▶ **Supplied material**

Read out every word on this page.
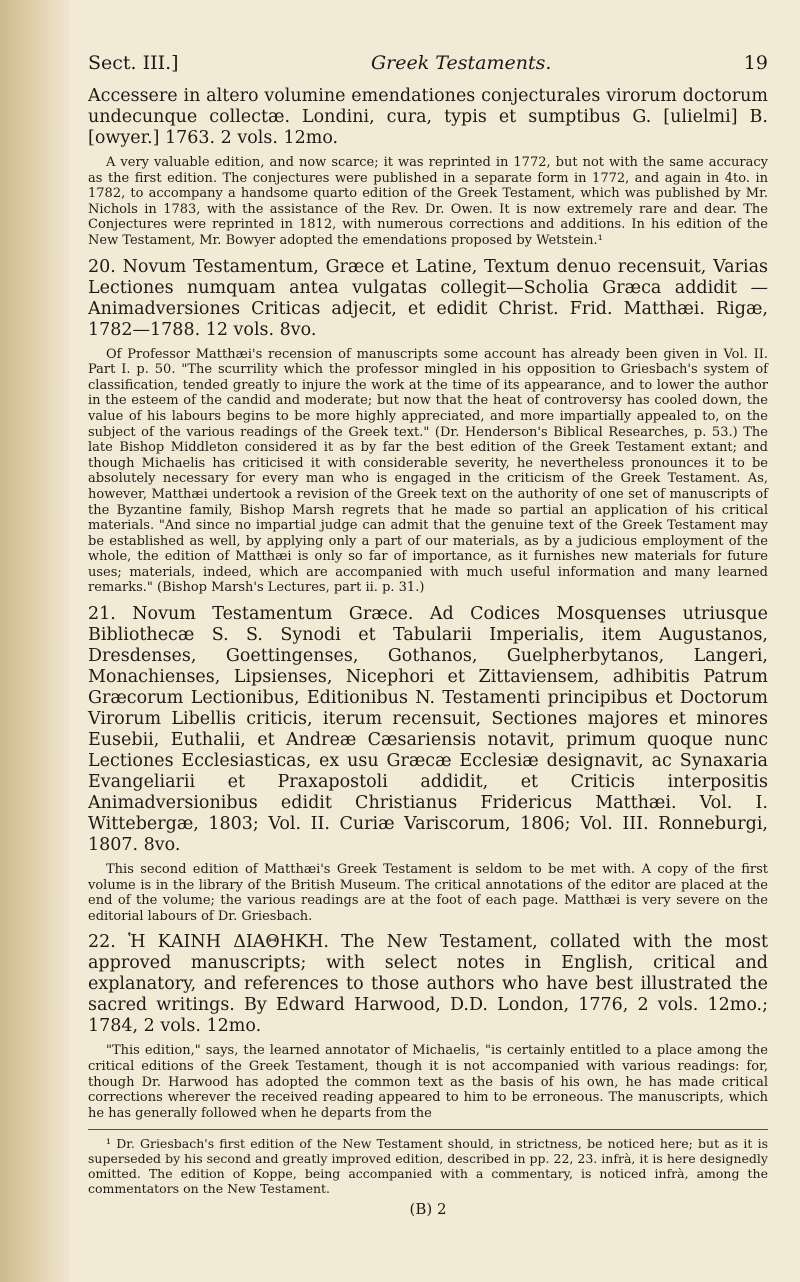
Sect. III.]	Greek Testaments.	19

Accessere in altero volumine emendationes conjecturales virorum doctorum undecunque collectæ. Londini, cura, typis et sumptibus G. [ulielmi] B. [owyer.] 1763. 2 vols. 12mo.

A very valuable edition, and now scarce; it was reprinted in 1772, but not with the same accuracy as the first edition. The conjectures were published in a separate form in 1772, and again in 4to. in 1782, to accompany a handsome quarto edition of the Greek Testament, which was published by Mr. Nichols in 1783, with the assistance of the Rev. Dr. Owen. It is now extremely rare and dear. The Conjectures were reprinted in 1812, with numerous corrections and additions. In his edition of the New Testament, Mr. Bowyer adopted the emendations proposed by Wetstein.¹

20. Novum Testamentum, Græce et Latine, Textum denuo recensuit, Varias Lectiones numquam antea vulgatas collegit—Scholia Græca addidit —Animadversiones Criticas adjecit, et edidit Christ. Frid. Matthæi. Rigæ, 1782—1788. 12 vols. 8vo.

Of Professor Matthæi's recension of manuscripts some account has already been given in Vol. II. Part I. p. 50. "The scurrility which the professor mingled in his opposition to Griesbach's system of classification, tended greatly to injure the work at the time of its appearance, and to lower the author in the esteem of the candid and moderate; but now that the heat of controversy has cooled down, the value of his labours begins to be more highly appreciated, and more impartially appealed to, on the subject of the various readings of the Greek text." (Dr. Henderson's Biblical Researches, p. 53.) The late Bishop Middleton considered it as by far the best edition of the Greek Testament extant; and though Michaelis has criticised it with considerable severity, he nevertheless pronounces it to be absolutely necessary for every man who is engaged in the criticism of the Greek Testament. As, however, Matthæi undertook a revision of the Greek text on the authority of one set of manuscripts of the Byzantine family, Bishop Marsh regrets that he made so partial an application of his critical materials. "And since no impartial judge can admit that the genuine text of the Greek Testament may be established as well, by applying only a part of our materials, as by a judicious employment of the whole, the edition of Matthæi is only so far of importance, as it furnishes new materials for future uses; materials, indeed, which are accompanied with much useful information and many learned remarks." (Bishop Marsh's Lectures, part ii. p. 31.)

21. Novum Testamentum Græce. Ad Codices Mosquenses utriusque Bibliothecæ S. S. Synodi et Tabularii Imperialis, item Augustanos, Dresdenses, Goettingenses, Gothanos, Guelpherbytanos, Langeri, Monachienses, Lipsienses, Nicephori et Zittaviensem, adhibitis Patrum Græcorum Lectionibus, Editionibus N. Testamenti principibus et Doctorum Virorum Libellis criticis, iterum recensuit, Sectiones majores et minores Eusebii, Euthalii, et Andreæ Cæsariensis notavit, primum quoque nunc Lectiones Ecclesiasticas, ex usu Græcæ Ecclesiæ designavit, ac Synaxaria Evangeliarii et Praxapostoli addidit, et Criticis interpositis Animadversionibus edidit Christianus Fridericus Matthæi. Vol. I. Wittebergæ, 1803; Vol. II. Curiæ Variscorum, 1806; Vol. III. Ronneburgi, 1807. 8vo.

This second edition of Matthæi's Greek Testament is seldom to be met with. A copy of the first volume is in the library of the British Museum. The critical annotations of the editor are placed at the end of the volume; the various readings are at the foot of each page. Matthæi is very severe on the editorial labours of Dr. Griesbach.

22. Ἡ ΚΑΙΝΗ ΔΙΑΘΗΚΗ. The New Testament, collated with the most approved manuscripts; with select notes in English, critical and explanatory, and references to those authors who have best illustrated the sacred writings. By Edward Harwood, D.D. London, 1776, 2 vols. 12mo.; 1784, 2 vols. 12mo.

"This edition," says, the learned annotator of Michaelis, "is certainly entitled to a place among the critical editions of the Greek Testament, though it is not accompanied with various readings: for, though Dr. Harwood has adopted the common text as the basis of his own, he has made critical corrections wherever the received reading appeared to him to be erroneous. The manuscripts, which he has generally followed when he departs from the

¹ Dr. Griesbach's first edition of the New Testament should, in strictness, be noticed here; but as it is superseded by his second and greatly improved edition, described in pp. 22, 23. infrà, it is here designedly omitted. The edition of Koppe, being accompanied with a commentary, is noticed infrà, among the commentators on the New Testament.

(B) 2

==

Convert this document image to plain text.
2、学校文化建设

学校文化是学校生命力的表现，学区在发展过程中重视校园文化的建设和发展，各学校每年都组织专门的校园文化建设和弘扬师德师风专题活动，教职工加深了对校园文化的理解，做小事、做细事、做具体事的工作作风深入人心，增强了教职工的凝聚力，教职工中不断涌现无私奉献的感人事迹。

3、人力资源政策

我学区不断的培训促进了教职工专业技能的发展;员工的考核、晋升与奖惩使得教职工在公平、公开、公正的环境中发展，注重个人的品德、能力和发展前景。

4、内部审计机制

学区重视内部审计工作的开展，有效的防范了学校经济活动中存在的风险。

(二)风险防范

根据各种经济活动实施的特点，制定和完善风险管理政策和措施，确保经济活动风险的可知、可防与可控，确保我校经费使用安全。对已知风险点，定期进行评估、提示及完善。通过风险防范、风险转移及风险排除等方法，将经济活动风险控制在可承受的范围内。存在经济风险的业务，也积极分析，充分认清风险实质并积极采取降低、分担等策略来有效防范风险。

==

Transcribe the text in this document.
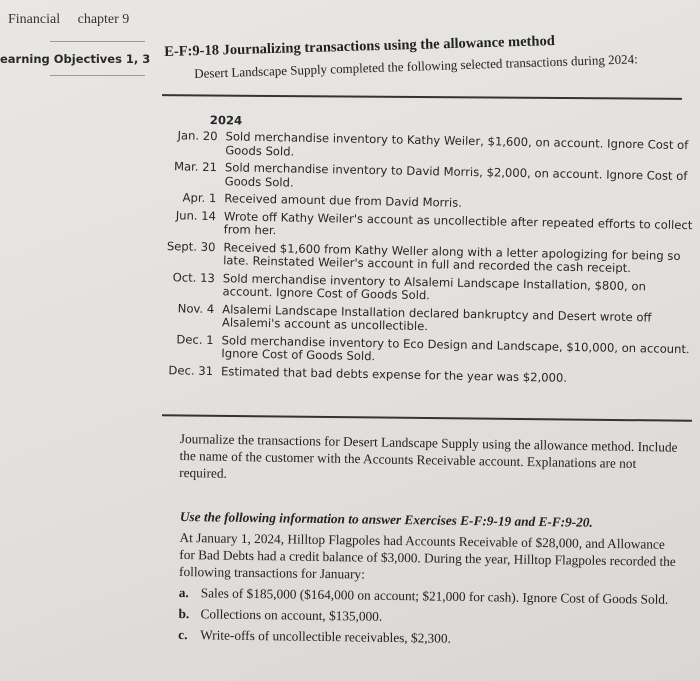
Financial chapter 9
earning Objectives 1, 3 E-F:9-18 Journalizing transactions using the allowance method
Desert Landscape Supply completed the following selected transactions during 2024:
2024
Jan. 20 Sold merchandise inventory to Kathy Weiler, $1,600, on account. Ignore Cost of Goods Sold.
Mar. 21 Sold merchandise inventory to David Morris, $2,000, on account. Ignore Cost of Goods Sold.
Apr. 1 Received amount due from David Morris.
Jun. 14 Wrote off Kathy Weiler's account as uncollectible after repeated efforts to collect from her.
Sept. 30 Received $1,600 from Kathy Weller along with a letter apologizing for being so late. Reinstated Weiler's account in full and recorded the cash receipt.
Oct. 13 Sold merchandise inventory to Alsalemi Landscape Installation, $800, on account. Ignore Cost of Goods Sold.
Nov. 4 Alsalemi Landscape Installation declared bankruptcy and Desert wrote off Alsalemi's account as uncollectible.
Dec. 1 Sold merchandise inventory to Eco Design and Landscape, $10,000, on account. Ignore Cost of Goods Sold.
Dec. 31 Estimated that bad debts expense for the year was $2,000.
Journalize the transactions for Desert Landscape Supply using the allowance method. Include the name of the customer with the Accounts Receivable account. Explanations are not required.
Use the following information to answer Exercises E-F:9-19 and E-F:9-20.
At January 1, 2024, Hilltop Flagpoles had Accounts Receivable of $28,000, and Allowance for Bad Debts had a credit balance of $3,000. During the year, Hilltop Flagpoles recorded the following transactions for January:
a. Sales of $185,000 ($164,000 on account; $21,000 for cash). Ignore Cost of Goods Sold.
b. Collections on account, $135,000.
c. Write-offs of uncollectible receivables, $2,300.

▶ **Directions**
Track down the lines that include the word "cash" and copy them.

▶ **Response to this task**
Sept. 30 Received $1,600 from Kathy Weller along with a letter apologizing for being so late. Reinstated Weiler's account in full and recorded the cash receipt.
a. Sales of $185,000 ($164,000 on account; $21,000 for cash). Ignore Cost of Goods Sold.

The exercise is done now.